>> start DATA PROVIDED

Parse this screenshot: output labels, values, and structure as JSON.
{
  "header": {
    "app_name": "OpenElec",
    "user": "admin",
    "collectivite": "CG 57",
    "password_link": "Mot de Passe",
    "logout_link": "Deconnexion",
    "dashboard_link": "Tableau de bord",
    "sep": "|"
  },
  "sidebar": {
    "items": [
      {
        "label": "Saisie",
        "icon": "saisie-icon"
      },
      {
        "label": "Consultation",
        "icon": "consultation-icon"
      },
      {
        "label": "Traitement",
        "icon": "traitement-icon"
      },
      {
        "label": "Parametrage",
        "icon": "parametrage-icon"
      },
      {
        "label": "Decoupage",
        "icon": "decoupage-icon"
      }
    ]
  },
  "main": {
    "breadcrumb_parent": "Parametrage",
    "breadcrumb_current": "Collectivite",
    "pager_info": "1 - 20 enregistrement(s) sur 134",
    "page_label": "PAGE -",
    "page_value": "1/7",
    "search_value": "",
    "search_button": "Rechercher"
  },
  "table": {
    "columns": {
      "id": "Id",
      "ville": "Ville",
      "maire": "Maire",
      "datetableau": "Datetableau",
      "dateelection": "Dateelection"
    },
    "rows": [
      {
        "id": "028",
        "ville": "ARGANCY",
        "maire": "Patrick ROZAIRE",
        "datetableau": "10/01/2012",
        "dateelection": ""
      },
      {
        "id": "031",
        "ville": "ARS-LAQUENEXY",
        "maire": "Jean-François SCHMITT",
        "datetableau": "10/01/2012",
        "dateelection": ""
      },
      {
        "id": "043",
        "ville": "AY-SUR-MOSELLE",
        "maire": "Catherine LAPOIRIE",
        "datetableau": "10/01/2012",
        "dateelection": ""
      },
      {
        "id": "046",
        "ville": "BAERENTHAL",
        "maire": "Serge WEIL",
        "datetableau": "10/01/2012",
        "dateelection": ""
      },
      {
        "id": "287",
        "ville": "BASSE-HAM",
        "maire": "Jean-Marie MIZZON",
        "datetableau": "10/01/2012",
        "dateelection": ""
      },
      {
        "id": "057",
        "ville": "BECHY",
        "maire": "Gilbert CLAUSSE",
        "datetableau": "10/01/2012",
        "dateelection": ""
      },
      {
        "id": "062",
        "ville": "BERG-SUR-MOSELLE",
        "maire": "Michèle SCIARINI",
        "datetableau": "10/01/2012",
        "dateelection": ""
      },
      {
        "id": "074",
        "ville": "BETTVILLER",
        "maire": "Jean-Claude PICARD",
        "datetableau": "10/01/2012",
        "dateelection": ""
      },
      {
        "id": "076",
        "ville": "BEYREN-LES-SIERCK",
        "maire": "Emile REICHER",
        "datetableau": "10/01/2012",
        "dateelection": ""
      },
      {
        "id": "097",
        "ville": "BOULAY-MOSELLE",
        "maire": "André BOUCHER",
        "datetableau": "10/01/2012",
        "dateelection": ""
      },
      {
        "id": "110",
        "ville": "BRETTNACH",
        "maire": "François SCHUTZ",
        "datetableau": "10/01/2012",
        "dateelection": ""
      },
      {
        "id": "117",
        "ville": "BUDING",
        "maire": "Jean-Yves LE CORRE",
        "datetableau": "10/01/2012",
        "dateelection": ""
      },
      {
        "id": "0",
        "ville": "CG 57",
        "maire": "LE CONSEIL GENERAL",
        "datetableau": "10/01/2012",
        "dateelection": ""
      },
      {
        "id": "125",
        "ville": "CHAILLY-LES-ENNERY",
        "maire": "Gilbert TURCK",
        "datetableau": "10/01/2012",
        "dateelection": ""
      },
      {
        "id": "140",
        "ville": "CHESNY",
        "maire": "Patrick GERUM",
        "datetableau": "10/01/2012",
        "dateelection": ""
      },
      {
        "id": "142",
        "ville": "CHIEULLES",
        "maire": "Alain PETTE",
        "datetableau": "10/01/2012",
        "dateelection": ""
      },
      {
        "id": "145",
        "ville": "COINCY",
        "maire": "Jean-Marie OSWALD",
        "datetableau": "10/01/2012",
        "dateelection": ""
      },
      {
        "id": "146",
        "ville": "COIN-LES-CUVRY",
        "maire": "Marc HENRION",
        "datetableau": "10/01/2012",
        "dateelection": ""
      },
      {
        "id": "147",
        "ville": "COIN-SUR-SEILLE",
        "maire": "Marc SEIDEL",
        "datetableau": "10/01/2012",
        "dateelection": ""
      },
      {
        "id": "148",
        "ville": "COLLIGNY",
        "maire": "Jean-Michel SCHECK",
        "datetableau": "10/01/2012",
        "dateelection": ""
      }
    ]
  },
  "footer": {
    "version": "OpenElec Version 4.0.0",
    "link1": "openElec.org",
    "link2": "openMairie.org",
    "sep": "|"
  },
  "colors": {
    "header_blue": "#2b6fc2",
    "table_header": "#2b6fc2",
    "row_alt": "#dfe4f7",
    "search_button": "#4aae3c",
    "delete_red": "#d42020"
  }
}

>> end DATA PROVIDED

▶ **REQUIREMENT**:
Retype all of the material, keeping each line exact.

▶ **SOLUTION FOR THIS PROBLEM**:
Parse this screenshot: output labels, values, and structure as JSON.
{
  "header": {
    "app_name": "OpenElec",
    "user": "admin",
    "collectivite": "CG 57",
    "password_link": "Mot de Passe",
    "logout_link": "Deconnexion",
    "dashboard_link": "Tableau de bord",
    "sep": "|"
  },
  "sidebar": {
    "items": [
      {
        "label": "Saisie",
        "icon": "saisie-icon"
      },
      {
        "label": "Consultation",
        "icon": "consultation-icon"
      },
      {
        "label": "Traitement",
        "icon": "traitement-icon"
      },
      {
        "label": "Parametrage",
        "icon": "parametrage-icon"
      },
      {
        "label": "Decoupage",
        "icon": "decoupage-icon"
      }
    ]
  },
  "main": {
    "breadcrumb_parent": "Parametrage",
    "breadcrumb_current": "Collectivite",
    "pager_info": "1 - 20 enregistrement(s) sur 134",
    "page_label": "PAGE -",
    "page_value": "1/7",
    "search_value": "",
    "search_button": "Rechercher"
  },
  "table": {
    "columns": {
      "id": "Id",
      "ville": "Ville",
      "maire": "Maire",
      "datetableau": "Datetableau",
      "dateelection": "Dateelection"
    },
    "rows": [
      {
        "id": "028",
        "ville": "ARGANCY",
        "maire": "Patrick ROZAIRE",
        "datetableau": "10/01/2012",
        "dateelection": ""
      },
      {
        "id": "031",
        "ville": "ARS-LAQUENEXY",
        "maire": "Jean-François SCHMITT",
        "datetableau": "10/01/2012",
        "dateelection": ""
      },
      {
        "id": "043",
        "ville": "AY-SUR-MOSELLE",
        "maire": "Catherine LAPOIRIE",
        "datetableau": "10/01/2012",
        "dateelection": ""
      },
      {
        "id": "046",
        "ville": "BAERENTHAL",
        "maire": "Serge WEIL",
        "datetableau": "10/01/2012",
        "dateelection": ""
      },
      {
        "id": "287",
        "ville": "BASSE-HAM",
        "maire": "Jean-Marie MIZZON",
        "datetableau": "10/01/2012",
        "dateelection": ""
      },
      {
        "id": "057",
        "ville": "BECHY",
        "maire": "Gilbert CLAUSSE",
        "datetableau": "10/01/2012",
        "dateelection": ""
      },
      {
        "id": "062",
        "ville": "BERG-SUR-MOSELLE",
        "maire": "Michèle SCIARINI",
        "datetableau": "10/01/2012",
        "dateelection": ""
      },
      {
        "id": "074",
        "ville": "BETTVILLER",
        "maire": "Jean-Claude PICARD",
        "datetableau": "10/01/2012",
        "dateelection": ""
      },
      {
        "id": "076",
        "ville": "BEYREN-LES-SIERCK",
        "maire": "Emile REICHER",
        "datetableau": "10/01/2012",
        "dateelection": ""
      },
      {
        "id": "097",
        "ville": "BOULAY-MOSELLE",
        "maire": "André BOUCHER",
        "datetableau": "10/01/2012",
        "dateelection": ""
      },
      {
        "id": "110",
        "ville": "BRETTNACH",
        "maire": "François SCHUTZ",
        "datetableau": "10/01/2012",
        "dateelection": ""
      },
      {
        "id": "117",
        "ville": "BUDING",
        "maire": "Jean-Yves LE CORRE",
        "datetableau": "10/01/2012",
        "dateelection": ""
      },
      {
        "id": "0",
        "ville": "CG 57",
        "maire": "LE CONSEIL GENERAL",
        "datetableau": "10/01/2012",
        "dateelection": ""
      },
      {
        "id": "125",
        "ville": "CHAILLY-LES-ENNERY",
        "maire": "Gilbert TURCK",
        "datetableau": "10/01/2012",
        "dateelection": ""
      },
      {
        "id": "140",
        "ville": "CHESNY",
        "maire": "Patrick GERUM",
        "datetableau": "10/01/2012",
        "dateelection": ""
      },
      {
        "id": "142",
        "ville": "CHIEULLES",
        "maire": "Alain PETTE",
        "datetableau": "10/01/2012",
        "dateelection": ""
      },
      {
        "id": "145",
        "ville": "COINCY",
        "maire": "Jean-Marie OSWALD",
        "datetableau": "10/01/2012",
        "dateelection": ""
      },
      {
        "id": "146",
        "ville": "COIN-LES-CUVRY",
        "maire": "Marc HENRION",
        "datetableau": "10/01/2012",
        "dateelection": ""
      },
      {
        "id": "147",
        "ville": "COIN-SUR-SEILLE",
        "maire": "Marc SEIDEL",
        "datetableau": "10/01/2012",
        "dateelection": ""
      },
      {
        "id": "148",
        "ville": "COLLIGNY",
        "maire": "Jean-Michel SCHECK",
        "datetableau": "10/01/2012",
        "dateelection": ""
      }
    ]
  },
  "footer": {
    "version": "OpenElec Version 4.0.0",
    "link1": "openElec.org",
    "link2": "openMairie.org",
    "sep": "|"
  },
  "colors": {
    "header_blue": "#2b6fc2",
    "table_header": "#2b6fc2",
    "row_alt": "#dfe4f7",
    "search_button": "#4aae3c",
    "delete_red": "#d42020"
  }
}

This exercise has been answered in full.